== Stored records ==
+++
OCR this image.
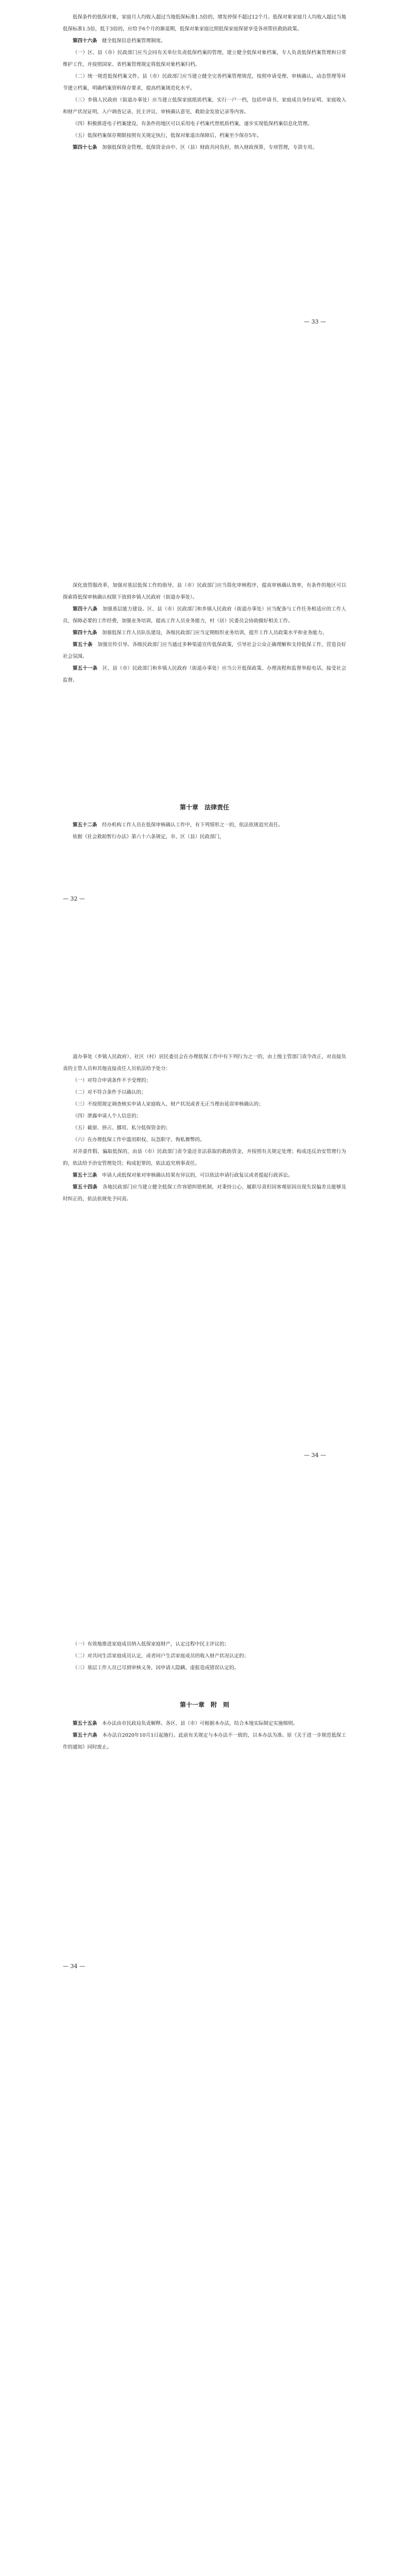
低保条件的低保对象，家庭月人均收入超过当地低保标准1.5倍的，增发停保不超过12个月。低保对象家庭月人均收入超过当地低保标准1.5倍，低于3倍的，应给予6个月的渐退期，低保对象家庭比照低保家庭保留享受各项帮扶救助政策。

第四十六条　健全低保信息档案管理制度。

（一）区、县（市）民政部门应当会同有关单位负责低保档案的管理，建立健全低保对象档案，专人负责低保档案管理和日常维护工作，并按照国家、省档案管理规定将低保对象档案归档。

（二）统一规范低保档案文件。县（市）民政部门应当建立健全完善档案管理规范，按照申请受理、审核确认、动态管理等环节建立档案，明确档案资料保存要求，提高档案规范化水平。

（三）乡镇人民政府（街道办事处）应当建立低保家庭纸质档案，实行一户一档，包括申请书、家庭成员身份证明、家庭收入和财产状况证明、入户调查记录、民主评议、审核确认意见、救助金发放记录等内容。

（四）积极推进电子档案建设，有条件的地区可以采用电子档案代替纸质档案，逐步实现低保档案信息化管理。

（五）低保档案保存期限按照有关规定执行，低保对象退出保障后，档案至少保存5年。

第四十七条　加强低保资金管理。低保资金由中、区（县）财政共同负担，纳入财政预算，专项管理，专款专用。

— 33 —

深化放管服改革，加强对基层低保工作的指导，县（市）民政部门应当简化审核程序，提高审核确认效率，有条件的地区可以探索将低保审核确认权限下放到乡镇人民政府（街道办事处）。

第四十八条　加强基层能力建设。区、县（市）民政部门和乡镇人民政府（街道办事处）应当配备与工作任务相适应的工作人员，保障必要的工作经费，加强业务培训，提高工作人员业务能力，村（居）民委员会协助做好相关工作。

第四十九条　加强低保工作人员队伍建设，各级民政部门应当定期组织业务培训，提升工作人员政策水平和业务能力。

第五十条　加强宣传引导。各级民政部门应当通过多种渠道宣传低保政策，引导社会公众正确理解和支持低保工作，营造良好社会氛围。

第五十一条　区、县（市）民政部门和乡镇人民政府（街道办事处）应当公开低保政策、办理流程和监督举报电话，接受社会监督。

第十章　法律责任

第五十二条　经办机构工作人员在低保审核确认工作中，有下列情形之一的，依法依规追究责任。

依据《社会救助暂行办法》第六十六条规定，市、区（县）民政部门，

— 32 —

道办事处（乡镇人民政府）、社区（村）居民委员会在办理低保工作中有下列行为之一的，由上级主管部门责令改正，对直接负责的主管人员和其他直接责任人员依法给予处分：

（一）对符合申请条件不予受理的；

（二）对不符合条件予以确认的；

（三）不按照规定调查核实申请人家庭收入、财产状况或者无正当理由延误审核确认的；

（四）泄露申请人个人信息的；

（五）截留、挤占、挪用、私分低保资金的；

（六）在办理低保工作中滥用职权、玩忽职守、徇私舞弊的。

对弄虚作假、骗取低保的，由县（市）民政部门责令退还非法获取的救助资金，并按照有关规定处理；构成违反治安管理行为的，依法给予治安管理处罚；构成犯罪的，依法追究刑事责任。

第五十三条　申请人或低保对象对审核确认结果有异议的，可以依法申请行政复议或者提起行政诉讼。

第五十四条　各地民政部门应当建立健全低保工作容错纠错机制，对秉持公心、履职尽责但因客观原因出现失误偏差且能够及时纠正的，依法依规免予问责。

— 34 —

（一）有效地推进家庭成员纳入低保家庭财产，认定过程中民主评议的；

（二）对共同生活家庭成员认定，或者同户生活家庭成员的收入财产状况认定的；

（三）基层工作人员已尽到审核义务，因申请人隐瞒、虚报造成错误认定的。

第十一章　附　则

第五十五条　本办法由市民政局负责解释。各区、县（市）可根据本办法，结合本地实际制定实施细则。

第五十六条　本办法自2020年10月1日起施行。此前有关规定与本办法不一致的，以本办法为准。原《关于进一步规范低保工作的通知》同时废止。

— 34 —
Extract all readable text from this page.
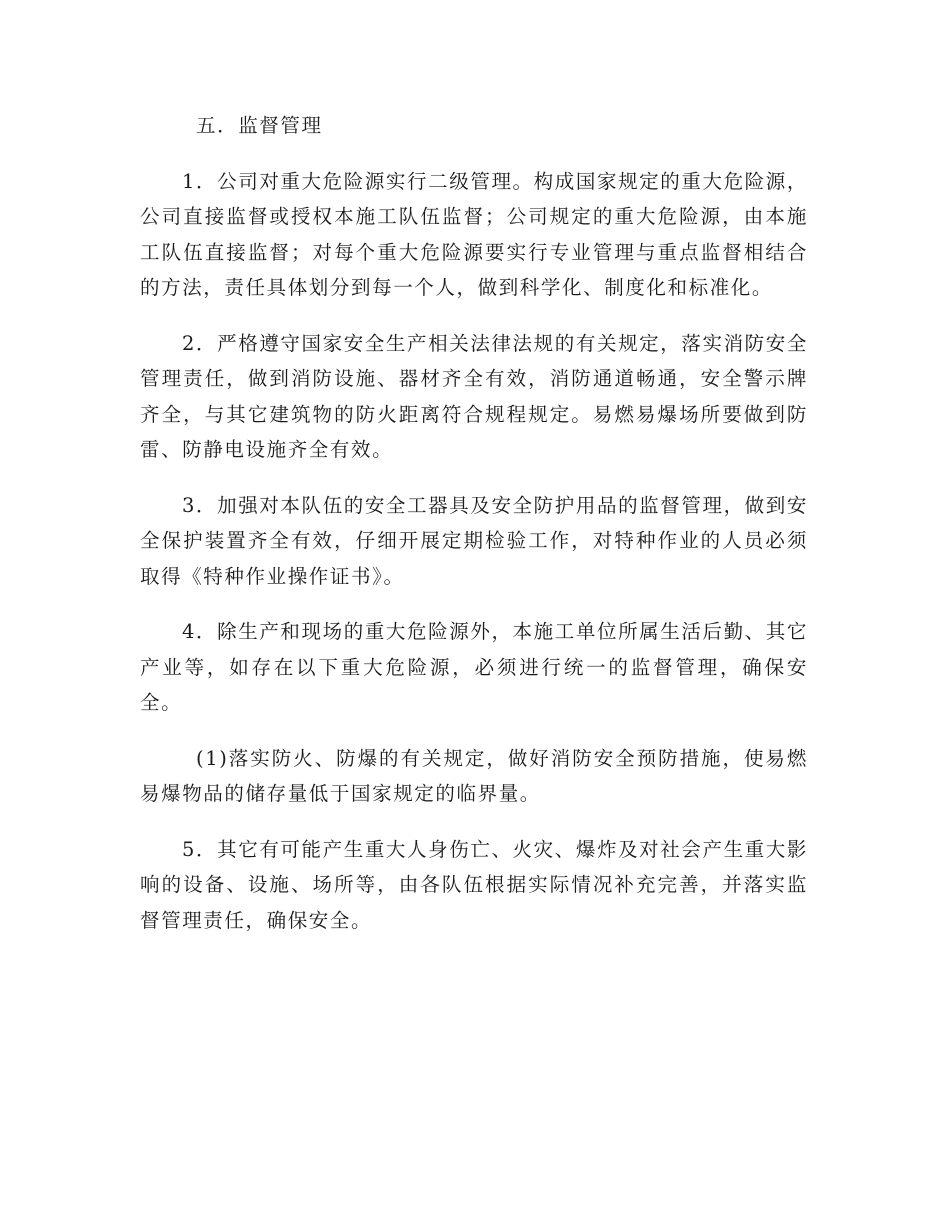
五．监督管理

1．公司对重大危险源实行二级管理。构成国家规定的重大危险源，公司直接监督或授权本施工队伍监督；公司规定的重大危险源，由本施工队伍直接监督；对每个重大危险源要实行专业管理与重点监督相结合的方法，责任具体划分到每一个人，做到科学化、制度化和标准化。

2．严格遵守国家安全生产相关法律法规的有关规定，落实消防安全管理责任，做到消防设施、器材齐全有效，消防通道畅通，安全警示牌齐全，与其它建筑物的防火距离符合规程规定。易燃易爆场所要做到防雷、防静电设施齐全有效。

3．加强对本队伍的安全工器具及安全防护用品的监督管理，做到安全保护装置齐全有效，仔细开展定期检验工作，对特种作业的人员必须取得《特种作业操作证书》。

4．除生产和现场的重大危险源外，本施工单位所属生活后勤、其它产业等，如存在以下重大危险源，必须进行统一的监督管理，确保安全。

(1)落实防火、防爆的有关规定，做好消防安全预防措施，使易燃易爆物品的储存量低于国家规定的临界量。

5．其它有可能产生重大人身伤亡、火灾、爆炸及对社会产生重大影响的设备、设施、场所等，由各队伍根据实际情况补充完善，并落实监督管理责任，确保安全。
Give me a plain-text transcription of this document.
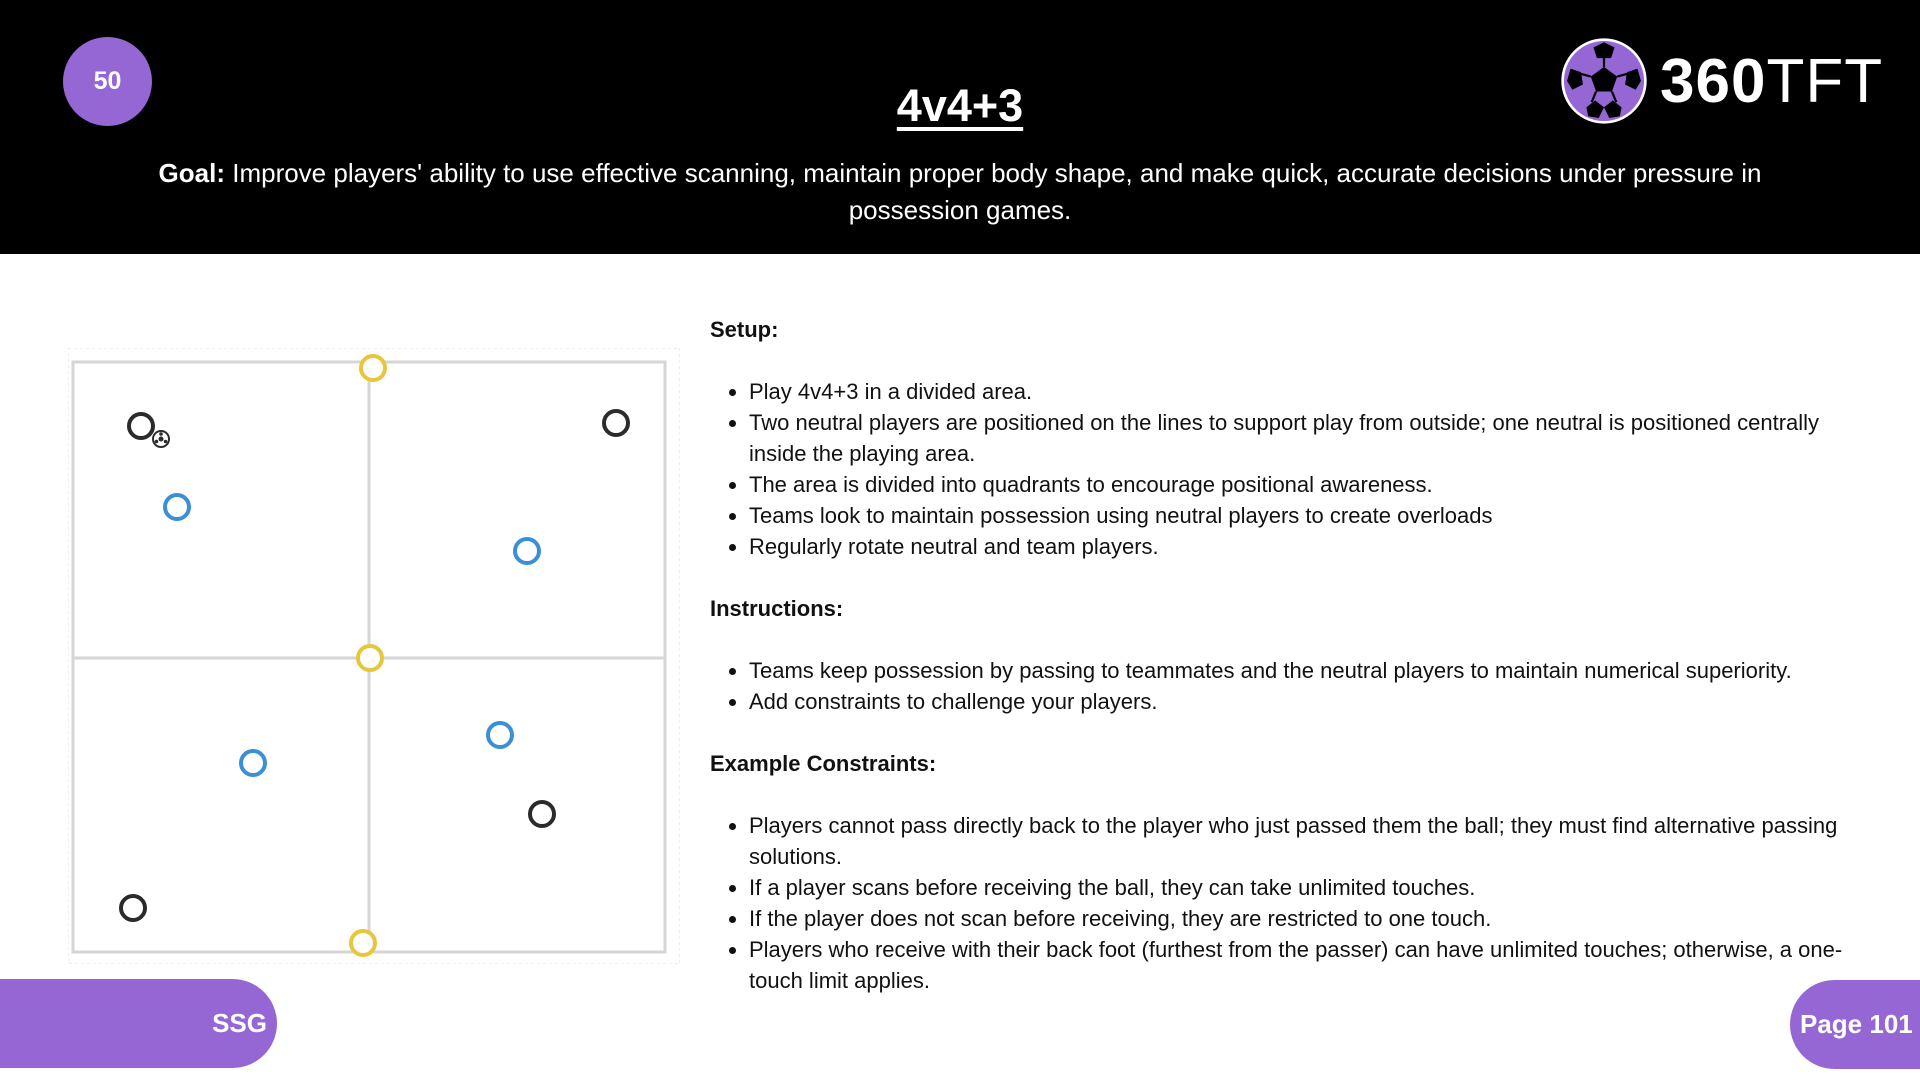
50	4v4+3
Goal: Improve players' ability to use effective scanning, maintain proper body shape, and make quick, accurate decisions under pressure in possession games.
360 TFT
Setup:
• Play 4v4+3 in a divided area.
• Two neutral players are positioned on the lines to support play from outside; one neutral is positioned centrally inside the playing area.
• The area is divided into quadrants to encourage positional awareness.
• Teams look to maintain possession using neutral players to create overloads
• Regularly rotate neutral and team players.
Instructions:
• Teams keep possession by passing to teammates and the neutral players to maintain numerical superiority.
• Add constraints to challenge your players.
Example Constraints:
• Players cannot pass directly back to the player who just passed them the ball; they must find alternative passing solutions.
• If a player scans before receiving the ball, they can take unlimited touches.
• If the player does not scan before receiving, they are restricted to one touch.
• Players who receive with their back foot (furthest from the passer) can have unlimited touches; otherwise, a one-touch limit applies.
SSG	Page 101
+++
Report only a number: how many lines in the material above contain the string "passing".

2